Return every record below exactly as written, but leave out the pictures.
╭─ Task input
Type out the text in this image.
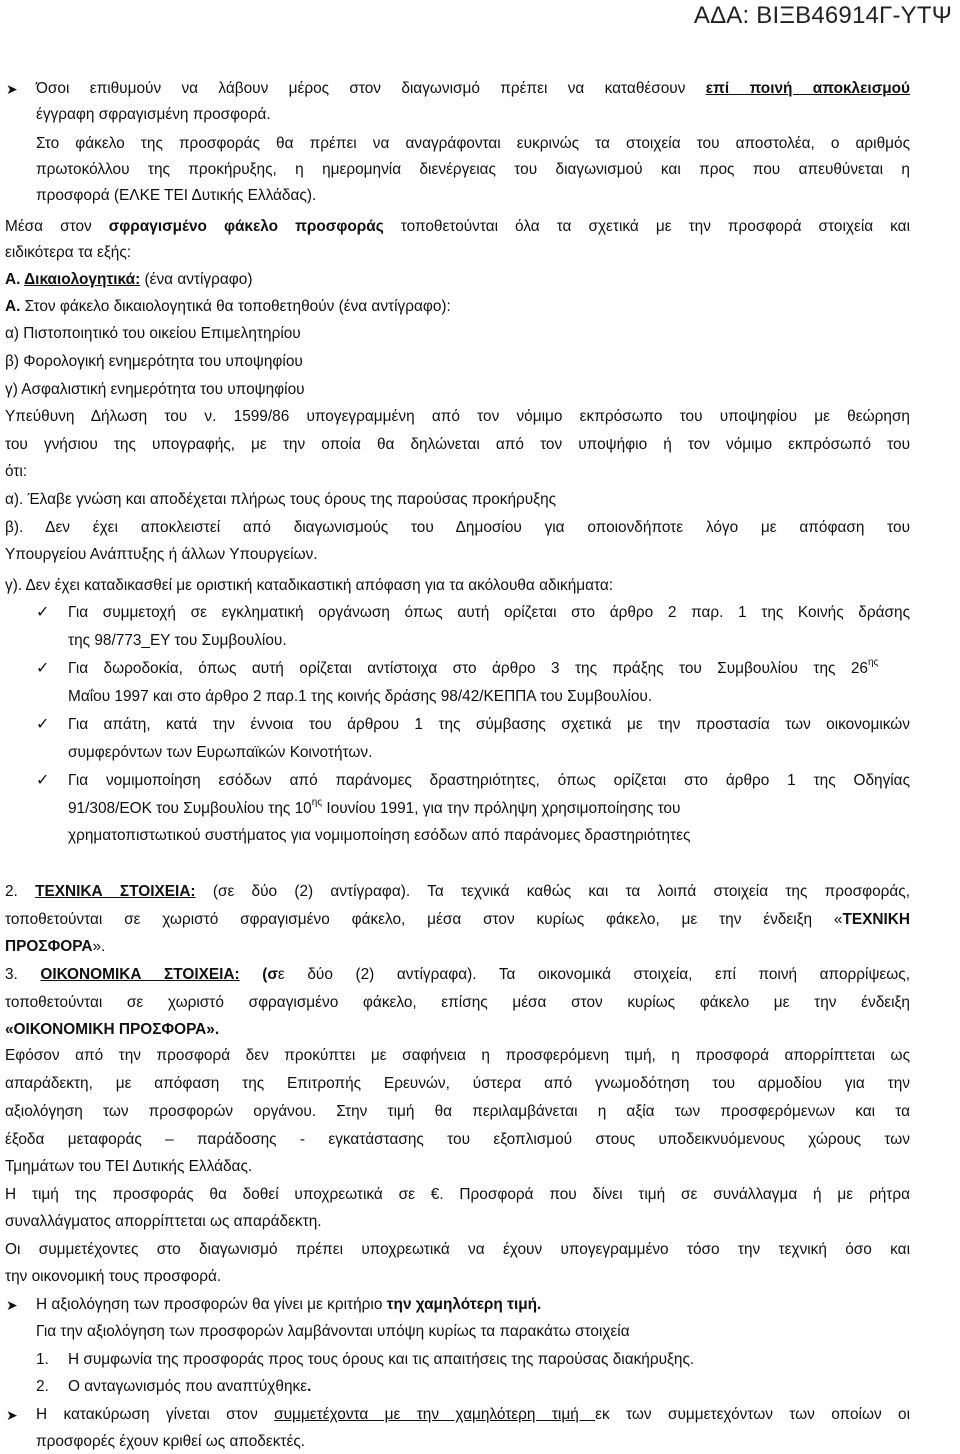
ΑΔΑ: ΒΙΞΒ46914Γ-ΥΤΨ
➤ Όσοι επιθυμούν να λάβουν μέρος στον διαγωνισμό πρέπει να καταθέσουν επί ποινή αποκλεισμού
έγγραφη σφραγισμένη προσφορά.
Στο φάκελο της προσφοράς θα πρέπει να αναγράφονται ευκρινώς τα στοιχεία του αποστολέα, ο αριθμός
πρωτοκόλλου της προκήρυξης, η ημερομηνία διενέργειας του διαγωνισμού και προς που απευθύνεται η
προσφορά (ΕΛΚΕ ΤΕΙ Δυτικής Ελλάδας).
Μέσα στον σφραγισμένο φάκελο προσφοράς τοποθετούνται όλα τα σχετικά με την προσφορά στοιχεία και
ειδικότερα τα εξής:
Α. Δικαιολογητικά: (ένα αντίγραφο)
Α. Στον φάκελο δικαιολογητικά θα τοποθετηθούν (ένα αντίγραφο):
α) Πιστοποιητικό του οικείου Επιμελητηρίου
β) Φορολογική ενημερότητα του υποψηφίου
γ) Ασφαλιστική ενημερότητα του υποψηφίου
Υπεύθυνη Δήλωση του ν. 1599/86 υπογεγραμμένη από τον νόμιμο εκπρόσωπο του υποψηφίου με θεώρηση
του γνήσιου της υπογραφής, με την οποία θα δηλώνεται από τον υποψήφιο ή τον νόμιμο εκπρόσωπό του
ότι:
α). Έλαβε γνώση και αποδέχεται πλήρως τους όρους της παρούσας προκήρυξης
β). Δεν έχει αποκλειστεί από διαγωνισμούς του Δημοσίου για οποιονδήποτε λόγο με απόφαση του
Υπουργείου Ανάπτυξης ή άλλων Υπουργείων.
γ). Δεν έχει καταδικασθεί με οριστική καταδικαστική απόφαση για τα ακόλουθα αδικήματα:
✓ Για συμμετοχή σε εγκληματική οργάνωση όπως αυτή ορίζεται στο άρθρο 2 παρ. 1 της Κοινής δράσης
της 98/773_ΕΥ του Συμβουλίου.
✓ Για δωροδοκία, όπως αυτή ορίζεται αντίστοιχα στο άρθρο 3 της πράξης του Συμβουλίου της $26^{\eta\varsigma}$
Μαΐου 1997 και στο άρθρο 2 παρ.1 της κοινής δράσης 98/42/ΚΕΠΠΑ του Συμβουλίου.
✓ Για απάτη, κατά την έννοια του άρθρου 1 της σύμβασης σχετικά με την προστασία των οικονομικών
συμφερόντων των Ευρωπαϊκών Κοινοτήτων.
✓ Για νομιμοποίηση εσόδων από παράνομες δραστηριότητες, όπως ορίζεται στο άρθρο 1 της Οδηγίας
91/308/ΕΟΚ του Συμβουλίου της $10^{\eta\varsigma}$ Ιουνίου 1991, για την πρόληψη χρησιμοποίησης του
χρηματοπιστωτικού συστήματος για νομιμοποίηση εσόδων από παράνομες δραστηριότητες
2. ΤΕΧΝΙΚΑ ΣΤΟΙΧΕΙΑ: (σε δύο (2) αντίγραφα). Τα τεχνικά καθώς και τα λοιπά στοιχεία της προσφοράς,
τοποθετούνται σε χωριστό σφραγισμένο φάκελο, μέσα στον κυρίως φάκελο, με την ένδειξη «ΤΕΧΝΙΚΗ
ΠΡΟΣΦΟΡΑ».
3. ΟΙΚΟΝΟΜΙΚΑ ΣΤΟΙΧΕΙΑ: (σε δύο (2) αντίγραφα). Τα οικονομικά στοιχεία, επί ποινή απορρίψεως,
τοποθετούνται σε χωριστό σφραγισμένο φάκελο, επίσης μέσα στον κυρίως φάκελο με την ένδειξη
«ΟΙΚΟΝΟΜΙΚΗ ΠΡΟΣΦΟΡΑ».
Εφόσον από την προσφορά δεν προκύπτει με σαφήνεια η προσφερόμενη τιμή, η προσφορά απορρίπτεται ως
απαράδεκτη, με απόφαση της Επιτροπής Ερευνών, ύστερα από γνωμοδότηση του αρμοδίου για την
αξιολόγηση των προσφορών οργάνου. Στην τιμή θα περιλαμβάνεται η αξία των προσφερόμενων και τα
έξοδα μεταφοράς – παράδοσης - εγκατάστασης του εξοπλισμού στους υποδεικνυόμενους χώρους των
Τμημάτων του ΤΕΙ Δυτικής Ελλάδας.
Η τιμή της προσφοράς θα δοθεί υποχρεωτικά σε €. Προσφορά που δίνει τιμή σε συνάλλαγμα ή με ρήτρα
συναλλάγματος απορρίπτεται ως απαράδεκτη.
Οι συμμετέχοντες στο διαγωνισμό πρέπει υποχρεωτικά να έχουν υπογεγραμμένο τόσο την τεχνική όσο και
την οικονομική τους προσφορά.
➤ Η αξιολόγηση των προσφορών θα γίνει με κριτήριο την χαμηλότερη τιμή.
Για την αξιολόγηση των προσφορών λαμβάνονται υπόψη κυρίως τα παρακάτω στοιχεία
1. Η συμφωνία της προσφοράς προς τους όρους και τις απαιτήσεις της παρούσας διακήρυξης.
2. Ο ανταγωνισμός που αναπτύχθηκε.
➤ Η κατακύρωση γίνεται στον συμμετέχοντα με την χαμηλότερη τιμή εκ των συμμετεχόντων των οποίων οι
προσφορές έχουν κριθεί ως αποδεκτές.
╰─
Reply to the task =
Type out the text in this image.
ΑΔΑ: ΒΙΞΒ46914Γ-ΥΤΨ
➤ Όσοι επιθυμούν να λάβουν μέρος στον διαγωνισμό πρέπει να καταθέσουν επί ποινή αποκλεισμού
έγγραφη σφραγισμένη προσφορά.
Στο φάκελο της προσφοράς θα πρέπει να αναγράφονται ευκρινώς τα στοιχεία του αποστολέα, ο αριθμός
πρωτοκόλλου της προκήρυξης, η ημερομηνία διενέργειας του διαγωνισμού και προς που απευθύνεται η
προσφορά (ΕΛΚΕ ΤΕΙ Δυτικής Ελλάδας).
Μέσα στον σφραγισμένο φάκελο προσφοράς τοποθετούνται όλα τα σχετικά με την προσφορά στοιχεία και
ειδικότερα τα εξής:
Α. Δικαιολογητικά: (ένα αντίγραφο)
Α. Στον φάκελο δικαιολογητικά θα τοποθετηθούν (ένα αντίγραφο):
α) Πιστοποιητικό του οικείου Επιμελητηρίου
β) Φορολογική ενημερότητα του υποψηφίου
γ) Ασφαλιστική ενημερότητα του υποψηφίου
Υπεύθυνη Δήλωση του ν. 1599/86 υπογεγραμμένη από τον νόμιμο εκπρόσωπο του υποψηφίου με θεώρηση
του γνήσιου της υπογραφής, με την οποία θα δηλώνεται από τον υποψήφιο ή τον νόμιμο εκπρόσωπό του
ότι:
α). Έλαβε γνώση και αποδέχεται πλήρως τους όρους της παρούσας προκήρυξης
β). Δεν έχει αποκλειστεί από διαγωνισμούς του Δημοσίου για οποιονδήποτε λόγο με απόφαση του
Υπουργείου Ανάπτυξης ή άλλων Υπουργείων.
γ). Δεν έχει καταδικασθεί με οριστική καταδικαστική απόφαση για τα ακόλουθα αδικήματα:
✓ Για συμμετοχή σε εγκληματική οργάνωση όπως αυτή ορίζεται στο άρθρο 2 παρ. 1 της Κοινής δράσης
της 98/773_ΕΥ του Συμβουλίου.
✓ Για δωροδοκία, όπως αυτή ορίζεται αντίστοιχα στο άρθρο 3 της πράξης του Συμβουλίου της $26^{\eta\varsigma}$
Μαΐου 1997 και στο άρθρο 2 παρ.1 της κοινής δράσης 98/42/ΚΕΠΠΑ του Συμβουλίου.
✓ Για απάτη, κατά την έννοια του άρθρου 1 της σύμβασης σχετικά με την προστασία των οικονομικών
συμφερόντων των Ευρωπαϊκών Κοινοτήτων.
✓ Για νομιμοποίηση εσόδων από παράνομες δραστηριότητες, όπως ορίζεται στο άρθρο 1 της Οδηγίας
91/308/ΕΟΚ του Συμβουλίου της $10^{\eta\varsigma}$ Ιουνίου 1991, για την πρόληψη χρησιμοποίησης του
χρηματοπιστωτικού συστήματος για νομιμοποίηση εσόδων από παράνομες δραστηριότητες
2. ΤΕΧΝΙΚΑ ΣΤΟΙΧΕΙΑ: (σε δύο (2) αντίγραφα). Τα τεχνικά καθώς και τα λοιπά στοιχεία της προσφοράς,
τοποθετούνται σε χωριστό σφραγισμένο φάκελο, μέσα στον κυρίως φάκελο, με την ένδειξη «ΤΕΧΝΙΚΗ
ΠΡΟΣΦΟΡΑ».
3. ΟΙΚΟΝΟΜΙΚΑ ΣΤΟΙΧΕΙΑ: (σε δύο (2) αντίγραφα). Τα οικονομικά στοιχεία, επί ποινή απορρίψεως,
τοποθετούνται σε χωριστό σφραγισμένο φάκελο, επίσης μέσα στον κυρίως φάκελο με την ένδειξη
«ΟΙΚΟΝΟΜΙΚΗ ΠΡΟΣΦΟΡΑ».
Εφόσον από την προσφορά δεν προκύπτει με σαφήνεια η προσφερόμενη τιμή, η προσφορά απορρίπτεται ως
απαράδεκτη, με απόφαση της Επιτροπής Ερευνών, ύστερα από γνωμοδότηση του αρμοδίου για την
αξιολόγηση των προσφορών οργάνου. Στην τιμή θα περιλαμβάνεται η αξία των προσφερόμενων και τα
έξοδα μεταφοράς – παράδοσης - εγκατάστασης του εξοπλισμού στους υποδεικνυόμενους χώρους των
Τμημάτων του ΤΕΙ Δυτικής Ελλάδας.
Η τιμή της προσφοράς θα δοθεί υποχρεωτικά σε €. Προσφορά που δίνει τιμή σε συνάλλαγμα ή με ρήτρα
συναλλάγματος απορρίπτεται ως απαράδεκτη.
Οι συμμετέχοντες στο διαγωνισμό πρέπει υποχρεωτικά να έχουν υπογεγραμμένο τόσο την τεχνική όσο και
την οικονομική τους προσφορά.
➤ Η αξιολόγηση των προσφορών θα γίνει με κριτήριο την χαμηλότερη τιμή.
Για την αξιολόγηση των προσφορών λαμβάνονται υπόψη κυρίως τα παρακάτω στοιχεία
1. Η συμφωνία της προσφοράς προς τους όρους και τις απαιτήσεις της παρούσας διακήρυξης.
2. Ο ανταγωνισμός που αναπτύχθηκε.
➤ Η κατακύρωση γίνεται στον συμμετέχοντα με την χαμηλότερη τιμή εκ των συμμετεχόντων των οποίων οι
προσφορές έχουν κριθεί ως αποδεκτές.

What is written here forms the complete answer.